Description of the task:
Find the word "законных" in the records below. List each line containing it.

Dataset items
......

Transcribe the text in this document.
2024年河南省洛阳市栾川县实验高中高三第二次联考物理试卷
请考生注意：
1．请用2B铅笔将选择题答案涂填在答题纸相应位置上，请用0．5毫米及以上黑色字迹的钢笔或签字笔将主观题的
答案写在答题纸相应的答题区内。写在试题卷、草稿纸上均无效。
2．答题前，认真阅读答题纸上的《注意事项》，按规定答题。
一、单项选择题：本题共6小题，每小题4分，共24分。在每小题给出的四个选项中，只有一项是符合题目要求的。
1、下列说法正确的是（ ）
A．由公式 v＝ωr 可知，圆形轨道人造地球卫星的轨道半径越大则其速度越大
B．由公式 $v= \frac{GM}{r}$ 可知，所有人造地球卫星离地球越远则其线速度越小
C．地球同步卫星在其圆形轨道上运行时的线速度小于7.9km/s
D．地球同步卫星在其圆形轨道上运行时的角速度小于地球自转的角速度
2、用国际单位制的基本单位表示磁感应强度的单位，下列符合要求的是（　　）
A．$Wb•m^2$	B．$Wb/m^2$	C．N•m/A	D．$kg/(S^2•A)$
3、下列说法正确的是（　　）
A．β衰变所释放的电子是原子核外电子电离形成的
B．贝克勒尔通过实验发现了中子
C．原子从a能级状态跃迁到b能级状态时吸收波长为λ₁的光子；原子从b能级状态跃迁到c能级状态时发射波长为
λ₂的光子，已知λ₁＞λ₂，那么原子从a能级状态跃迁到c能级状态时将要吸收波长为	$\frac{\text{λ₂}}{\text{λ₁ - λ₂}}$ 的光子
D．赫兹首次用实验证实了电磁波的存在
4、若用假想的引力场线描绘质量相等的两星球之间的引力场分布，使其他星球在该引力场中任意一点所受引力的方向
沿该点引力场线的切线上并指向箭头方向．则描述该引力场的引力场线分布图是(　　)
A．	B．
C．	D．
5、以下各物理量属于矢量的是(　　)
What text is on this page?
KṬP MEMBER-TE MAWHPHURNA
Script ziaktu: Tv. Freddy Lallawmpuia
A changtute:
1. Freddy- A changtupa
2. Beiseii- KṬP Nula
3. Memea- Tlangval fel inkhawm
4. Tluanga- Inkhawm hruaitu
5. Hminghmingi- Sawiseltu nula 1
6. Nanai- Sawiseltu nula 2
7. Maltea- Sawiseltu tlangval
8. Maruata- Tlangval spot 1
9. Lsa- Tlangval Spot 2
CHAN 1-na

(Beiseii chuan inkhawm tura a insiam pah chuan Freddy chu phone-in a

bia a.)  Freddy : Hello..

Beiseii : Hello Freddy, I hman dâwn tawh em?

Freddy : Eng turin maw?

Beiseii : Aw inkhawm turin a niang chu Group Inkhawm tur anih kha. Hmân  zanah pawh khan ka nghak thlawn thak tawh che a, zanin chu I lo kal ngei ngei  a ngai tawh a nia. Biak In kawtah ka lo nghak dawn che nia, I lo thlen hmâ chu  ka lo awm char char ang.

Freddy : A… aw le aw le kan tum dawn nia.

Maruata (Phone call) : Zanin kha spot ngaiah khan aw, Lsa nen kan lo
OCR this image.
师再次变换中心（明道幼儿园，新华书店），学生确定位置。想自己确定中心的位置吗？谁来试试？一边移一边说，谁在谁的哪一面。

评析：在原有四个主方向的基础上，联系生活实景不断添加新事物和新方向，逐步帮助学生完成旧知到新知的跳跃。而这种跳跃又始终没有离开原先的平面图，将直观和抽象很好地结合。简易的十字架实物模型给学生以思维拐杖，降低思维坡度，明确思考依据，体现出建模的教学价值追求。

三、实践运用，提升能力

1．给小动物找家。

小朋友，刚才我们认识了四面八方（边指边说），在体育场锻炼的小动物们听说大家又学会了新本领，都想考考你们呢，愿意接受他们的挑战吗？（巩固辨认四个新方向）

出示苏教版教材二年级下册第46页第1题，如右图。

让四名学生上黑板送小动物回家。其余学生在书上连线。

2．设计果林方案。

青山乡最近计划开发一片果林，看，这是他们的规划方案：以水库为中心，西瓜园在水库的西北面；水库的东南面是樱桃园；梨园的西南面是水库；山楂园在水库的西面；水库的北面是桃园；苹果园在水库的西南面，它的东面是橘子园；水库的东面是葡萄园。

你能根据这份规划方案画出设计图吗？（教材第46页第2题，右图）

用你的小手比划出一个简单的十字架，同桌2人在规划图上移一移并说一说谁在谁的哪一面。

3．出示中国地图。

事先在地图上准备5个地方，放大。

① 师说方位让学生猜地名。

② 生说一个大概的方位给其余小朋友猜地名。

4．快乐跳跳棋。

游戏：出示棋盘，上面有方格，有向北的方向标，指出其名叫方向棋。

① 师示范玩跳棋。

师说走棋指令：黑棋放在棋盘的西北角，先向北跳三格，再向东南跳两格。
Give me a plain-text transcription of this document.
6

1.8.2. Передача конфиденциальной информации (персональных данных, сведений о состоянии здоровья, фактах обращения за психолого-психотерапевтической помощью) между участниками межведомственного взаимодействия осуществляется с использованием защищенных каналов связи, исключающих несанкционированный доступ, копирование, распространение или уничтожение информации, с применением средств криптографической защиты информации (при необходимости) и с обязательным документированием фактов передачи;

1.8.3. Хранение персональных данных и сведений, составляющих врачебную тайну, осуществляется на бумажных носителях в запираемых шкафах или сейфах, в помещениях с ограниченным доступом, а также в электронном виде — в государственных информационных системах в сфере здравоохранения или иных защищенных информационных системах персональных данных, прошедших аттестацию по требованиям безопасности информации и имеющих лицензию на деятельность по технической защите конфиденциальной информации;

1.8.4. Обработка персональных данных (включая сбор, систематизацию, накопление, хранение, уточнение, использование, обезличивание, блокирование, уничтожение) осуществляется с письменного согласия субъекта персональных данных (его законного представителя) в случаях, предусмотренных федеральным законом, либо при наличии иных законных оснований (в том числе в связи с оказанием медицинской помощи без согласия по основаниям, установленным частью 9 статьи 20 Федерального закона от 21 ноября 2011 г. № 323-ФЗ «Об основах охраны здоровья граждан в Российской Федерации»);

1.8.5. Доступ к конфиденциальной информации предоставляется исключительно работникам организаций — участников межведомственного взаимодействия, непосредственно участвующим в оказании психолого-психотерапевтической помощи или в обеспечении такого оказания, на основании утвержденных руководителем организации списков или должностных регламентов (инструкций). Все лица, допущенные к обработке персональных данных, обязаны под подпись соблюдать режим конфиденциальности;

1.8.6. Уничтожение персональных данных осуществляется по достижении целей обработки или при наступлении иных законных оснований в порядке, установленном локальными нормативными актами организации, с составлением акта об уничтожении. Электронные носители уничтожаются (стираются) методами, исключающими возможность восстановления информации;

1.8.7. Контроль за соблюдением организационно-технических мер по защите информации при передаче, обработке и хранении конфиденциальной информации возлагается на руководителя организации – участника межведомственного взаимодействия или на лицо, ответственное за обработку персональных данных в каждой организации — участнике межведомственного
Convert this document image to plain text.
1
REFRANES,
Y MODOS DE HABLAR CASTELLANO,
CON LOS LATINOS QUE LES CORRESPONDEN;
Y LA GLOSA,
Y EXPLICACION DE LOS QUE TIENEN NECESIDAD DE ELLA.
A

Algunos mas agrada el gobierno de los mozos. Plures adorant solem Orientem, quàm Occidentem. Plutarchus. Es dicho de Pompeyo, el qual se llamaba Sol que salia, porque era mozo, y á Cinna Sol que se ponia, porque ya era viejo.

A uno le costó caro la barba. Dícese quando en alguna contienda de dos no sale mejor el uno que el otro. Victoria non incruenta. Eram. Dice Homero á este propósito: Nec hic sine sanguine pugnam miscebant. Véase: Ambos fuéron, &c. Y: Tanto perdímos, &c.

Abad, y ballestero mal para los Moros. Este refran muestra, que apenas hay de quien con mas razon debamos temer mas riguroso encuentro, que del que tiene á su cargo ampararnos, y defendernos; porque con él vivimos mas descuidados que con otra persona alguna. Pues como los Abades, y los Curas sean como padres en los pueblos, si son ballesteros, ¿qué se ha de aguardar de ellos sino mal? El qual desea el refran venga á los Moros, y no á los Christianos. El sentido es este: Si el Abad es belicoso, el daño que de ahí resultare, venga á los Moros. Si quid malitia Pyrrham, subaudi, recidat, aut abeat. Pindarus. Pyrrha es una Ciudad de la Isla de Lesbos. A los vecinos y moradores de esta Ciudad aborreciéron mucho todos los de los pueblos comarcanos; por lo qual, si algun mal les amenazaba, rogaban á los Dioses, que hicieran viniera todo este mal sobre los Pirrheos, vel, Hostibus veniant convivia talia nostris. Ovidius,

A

......

Result for this exercise:
1.8.4. Обработка персональных данных (включая сбор, систематизацию, накопление, хранение, уточнение, использование, обезличивание, блокирование, уничтожение) осуществляется с письменного согласия субъекта персональных данных (его законного представителя) в случаях, предусмотренных федеральным законом, либо при наличии иных законных оснований (в том числе в связи с оказанием медицинской помощи без согласия по основаниям, установленным частью 9 статьи 20 Федерального закона от 21 ноября 2011 г. № 323-ФЗ «Об основах охраны здоровья граждан в Российской Федерации»);
1.8.6. Уничтожение персональных данных осуществляется по достижении целей обработки или при наступлении иных законных оснований в порядке, установленном локальными нормативными актами организации, с составлением акта об уничтожении. Электронные носители уничтожаются (стираются) методами, исключающими возможность восстановления информации;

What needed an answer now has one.